→ **Stated exercise**:
Show all lines holding the string "type".

→ **Extracted records**:
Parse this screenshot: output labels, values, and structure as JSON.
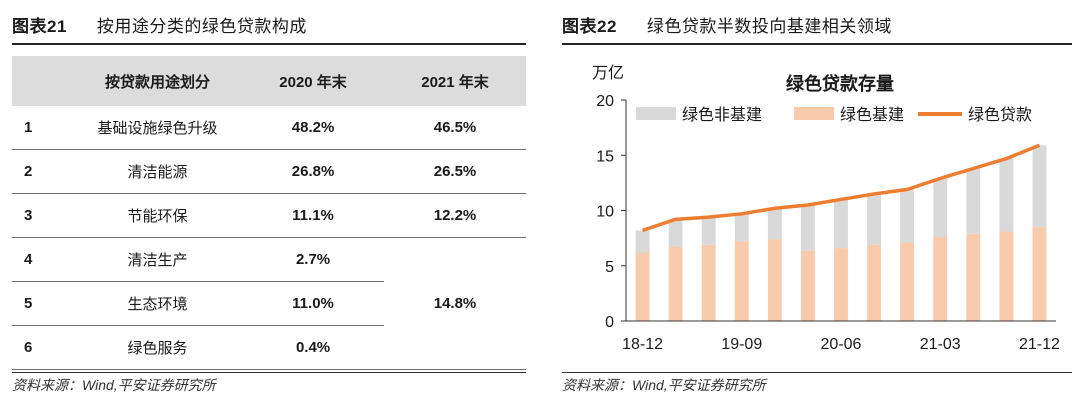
{
  "left": {
    "figure_number": "图表21",
    "figure_title": "按用途分类的绿色贷款构成",
    "table": {
      "headers": [
        "",
        "按贷款用途划分",
        "2020 年末",
        "2021 年末"
      ],
      "rows": [
        {
          "idx": "1",
          "use": "基础设施绿色升级",
          "y2020": "48.2%",
          "y2021": "46.5%"
        },
        {
          "idx": "2",
          "use": "清洁能源",
          "y2020": "26.8%",
          "y2021": "26.5%"
        },
        {
          "idx": "3",
          "use": "节能环保",
          "y2020": "11.1%",
          "y2021": "12.2%"
        },
        {
          "idx": "4",
          "use": "清洁生产",
          "y2020": "2.7%",
          "y2021": ""
        },
        {
          "idx": "5",
          "use": "生态环境",
          "y2020": "11.0%",
          "y2021": "14.8%"
        },
        {
          "idx": "6",
          "use": "绿色服务",
          "y2020": "0.4%",
          "y2021": ""
        }
      ]
    },
    "source": "资料来源：Wind,平安证券研究所"
  },
  "right": {
    "figure_number": "图表22",
    "figure_title": "绿色贷款半数投向基建相关领域",
    "source": "资料来源：Wind,平安证券研究所"
  },
  "chart_data": {
    "type": "bar",
    "title": "绿色贷款存量",
    "ylabel": "万亿",
    "ylim": [
      0,
      20
    ],
    "yticks": [
      0,
      5,
      10,
      15,
      20
    ],
    "x_tick_labels": [
      "18-12",
      "19-09",
      "20-06",
      "21-03",
      "21-12"
    ],
    "categories": [
      "18-12",
      "19-03",
      "19-06",
      "19-09",
      "19-12",
      "20-03",
      "20-06",
      "20-09",
      "20-12",
      "21-03",
      "21-06",
      "21-09",
      "21-12"
    ],
    "series": [
      {
        "name": "绿色非基建",
        "type": "stacked-bar",
        "color": "#d9d9d9",
        "values": [
          2.0,
          2.5,
          2.5,
          2.5,
          2.8,
          4.1,
          4.4,
          4.6,
          4.8,
          5.3,
          5.9,
          6.6,
          7.4
        ]
      },
      {
        "name": "绿色基建",
        "type": "stacked-bar",
        "color": "#f8cbad",
        "values": [
          6.2,
          6.7,
          6.9,
          7.2,
          7.4,
          6.4,
          6.6,
          6.9,
          7.1,
          7.6,
          7.9,
          8.1,
          8.5
        ]
      },
      {
        "name": "绿色贷款",
        "type": "line",
        "color": "#ed7d31",
        "values": [
          8.2,
          9.2,
          9.4,
          9.7,
          10.2,
          10.5,
          11.0,
          11.5,
          11.9,
          12.9,
          13.8,
          14.7,
          15.9
        ]
      }
    ],
    "legend_position": "top"
  }
}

→ **The output**:
    "type": "bar",
        "type": "stacked-bar",
        "type": "stacked-bar",
        "type": "line",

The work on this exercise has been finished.